- REQUIREMENTS
Keep the images out and copy every entry below exactly.

START GIVEN INFORMATION

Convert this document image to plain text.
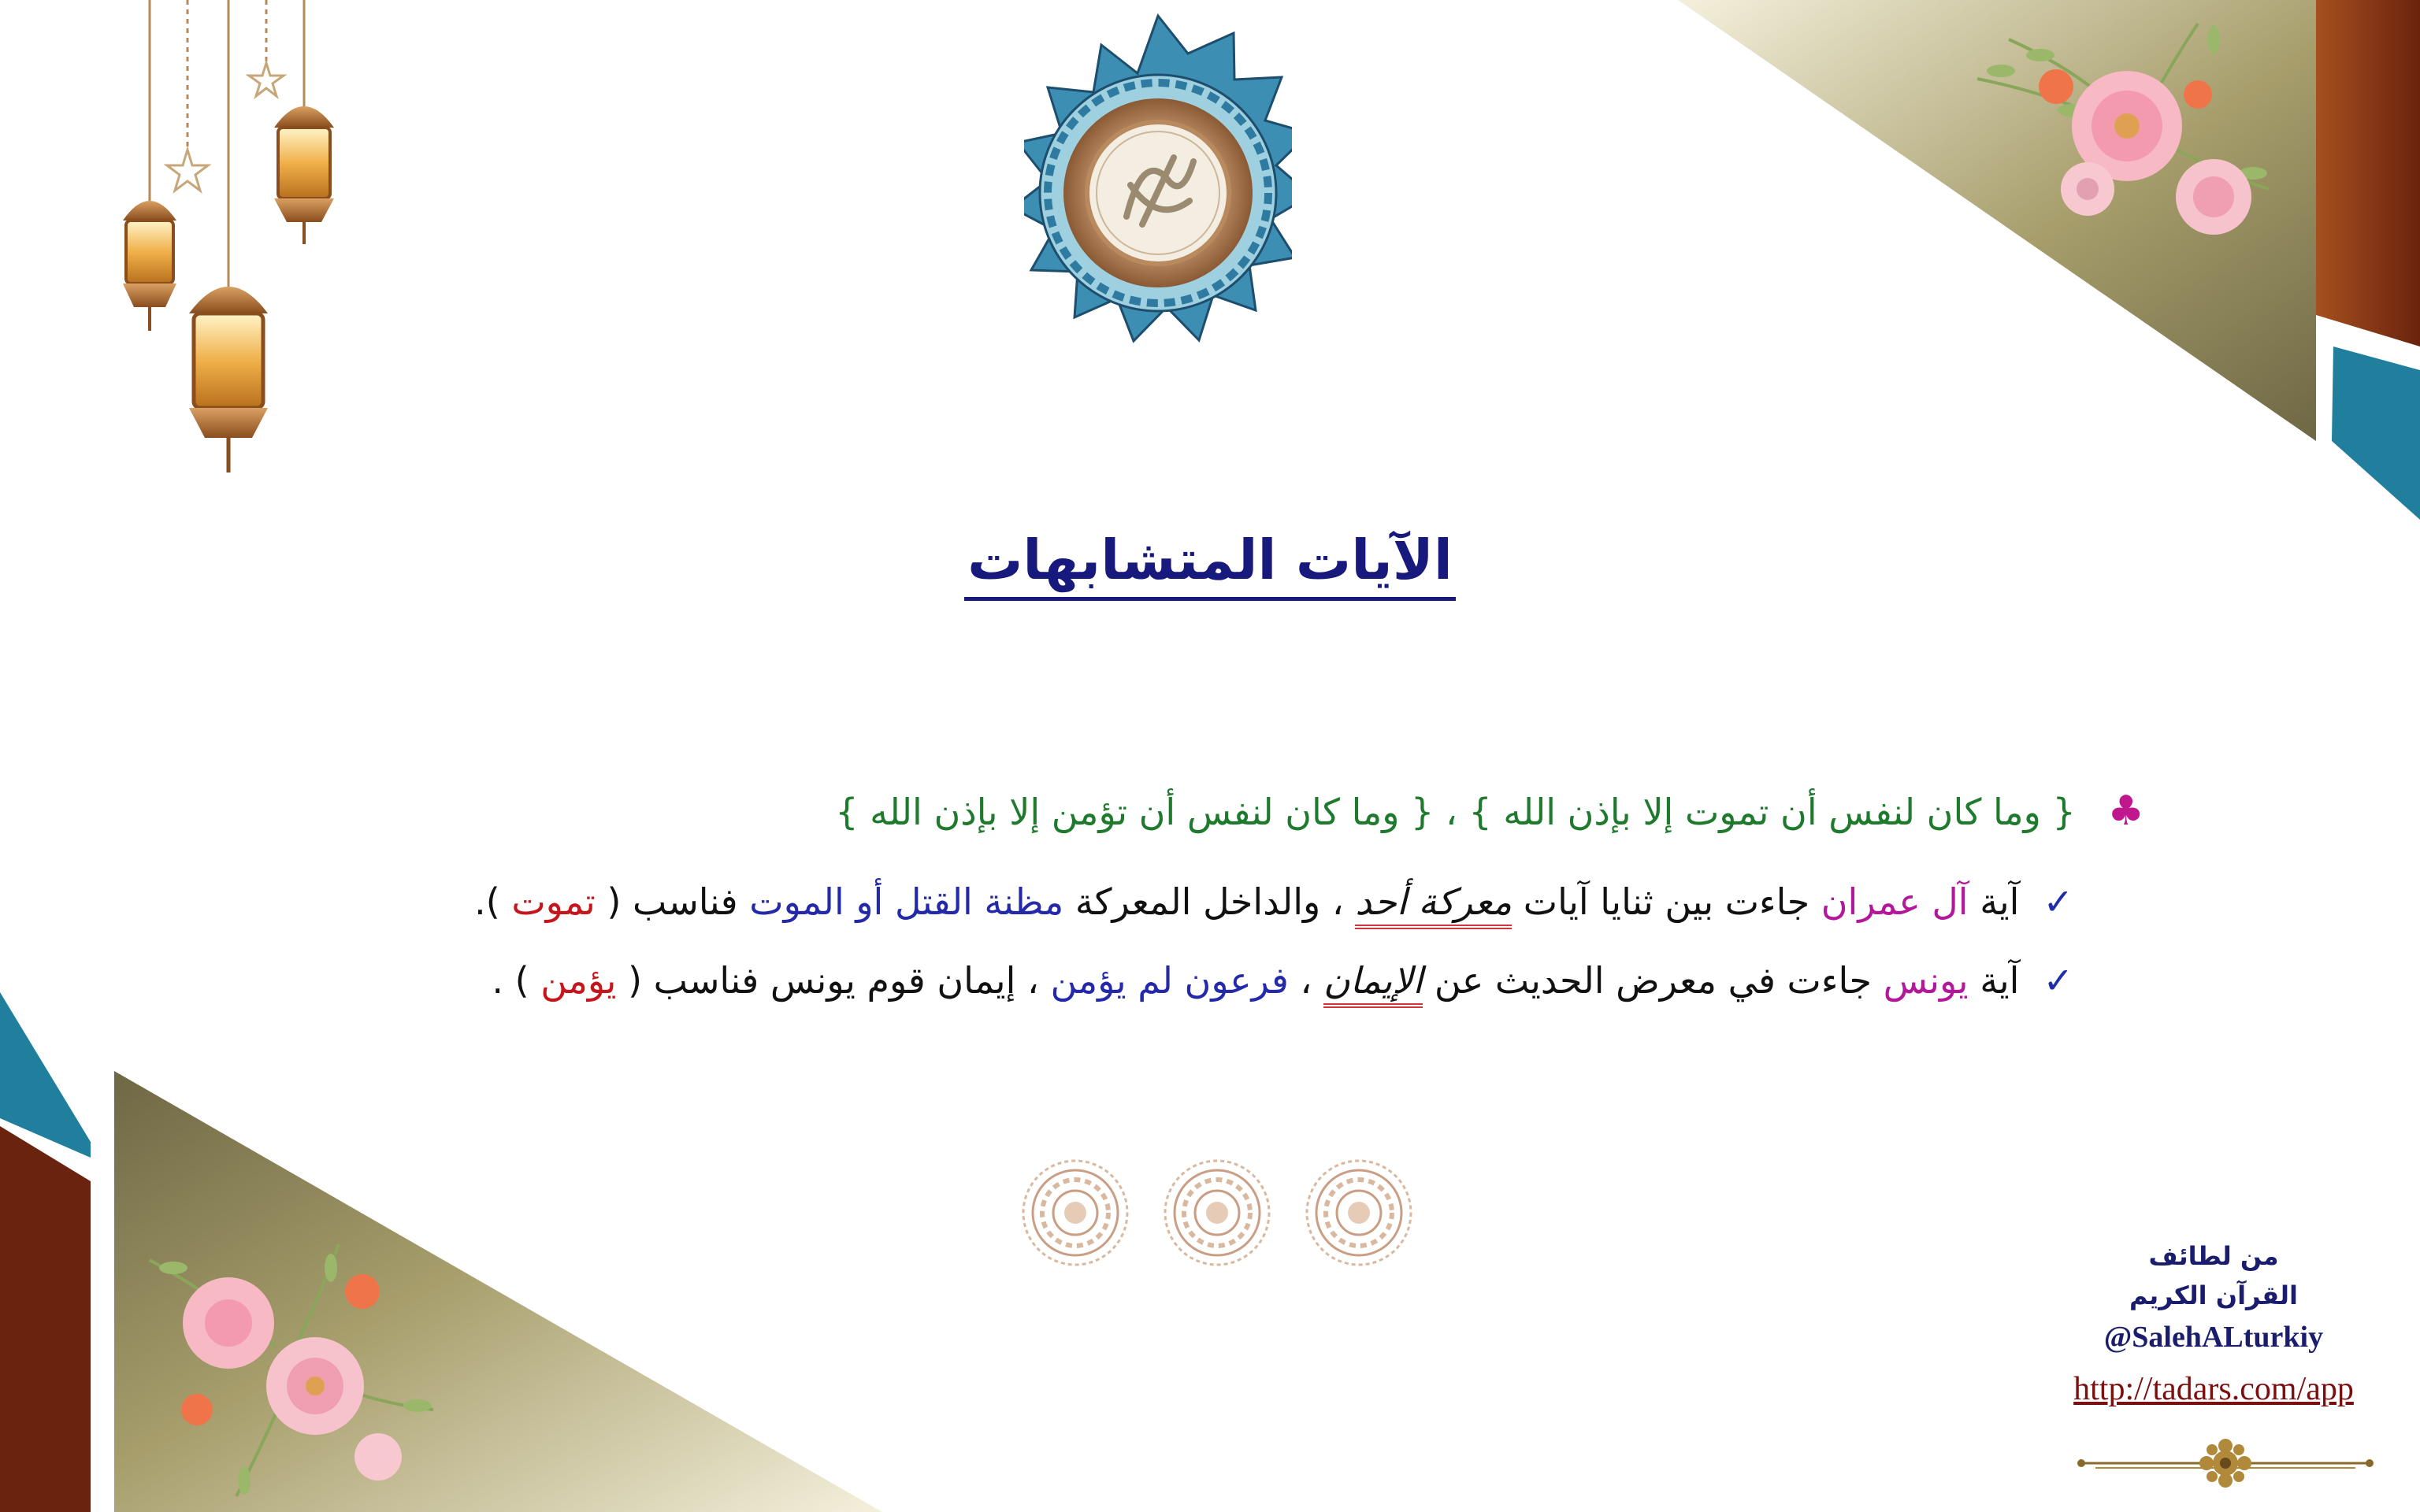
الآيات المتشابهات
♣ { وما كان لنفس أن تموت إلا بإذن الله } ، { وما كان لنفس أن تؤمن إلا بإذن الله }
✓آية آل عمران جاءت بين ثنايا آيات معركة أحد ، والداخل المعركة مظنة القتل أو الموت فناسب ( تموت ).
✓آية يونس جاءت في معرض الحديث عن الإيمان ، فرعون لم يؤمن ، إيمان قوم يونس فناسب ( يؤمن ) .
من لطائف
القرآن الكريم
@SalehALturkiy
http://tadars.com/app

END GIVEN INFORMATION

- FINISHED TASK
Convert this document image to plain text.
الآيات المتشابهات
♣ { وما كان لنفس أن تموت إلا بإذن الله } ، { وما كان لنفس أن تؤمن إلا بإذن الله }
✓آية آل عمران جاءت بين ثنايا آيات معركة أحد ، والداخل المعركة مظنة القتل أو الموت فناسب ( تموت ).
✓آية يونس جاءت في معرض الحديث عن الإيمان ، فرعون لم يؤمن ، إيمان قوم يونس فناسب ( يؤمن ) .
من لطائف
القرآن الكريم
@SalehALturkiy
http://tadars.com/app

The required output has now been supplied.